— Task requirements —
Examine the material below. Gather every line in which the string "Electricity" appears.

━━━ Input ━━━

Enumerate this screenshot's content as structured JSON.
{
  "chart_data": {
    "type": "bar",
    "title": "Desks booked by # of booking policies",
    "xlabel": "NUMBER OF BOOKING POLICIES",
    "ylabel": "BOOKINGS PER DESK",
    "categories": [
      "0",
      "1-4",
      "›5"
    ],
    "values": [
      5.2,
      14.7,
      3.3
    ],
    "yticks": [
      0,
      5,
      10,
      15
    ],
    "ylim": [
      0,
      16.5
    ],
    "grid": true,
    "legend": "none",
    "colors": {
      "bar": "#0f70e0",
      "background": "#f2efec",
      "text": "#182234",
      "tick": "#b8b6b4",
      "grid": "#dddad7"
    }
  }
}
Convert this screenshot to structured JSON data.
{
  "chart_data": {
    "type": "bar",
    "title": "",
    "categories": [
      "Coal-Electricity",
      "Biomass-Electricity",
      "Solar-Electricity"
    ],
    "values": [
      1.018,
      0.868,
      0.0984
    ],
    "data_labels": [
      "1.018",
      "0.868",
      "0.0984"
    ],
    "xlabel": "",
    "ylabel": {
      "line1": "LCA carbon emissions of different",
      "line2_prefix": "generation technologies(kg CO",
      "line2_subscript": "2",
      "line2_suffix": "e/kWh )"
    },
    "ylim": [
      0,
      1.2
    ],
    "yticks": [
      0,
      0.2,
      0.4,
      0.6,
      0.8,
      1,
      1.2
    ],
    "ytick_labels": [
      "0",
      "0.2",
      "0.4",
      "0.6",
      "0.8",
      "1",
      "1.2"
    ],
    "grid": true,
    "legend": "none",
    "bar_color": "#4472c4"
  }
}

━━━

— Result of this task —
      "Coal-Electricity",
      "Biomass-Electricity",
      "Solar-Electricity"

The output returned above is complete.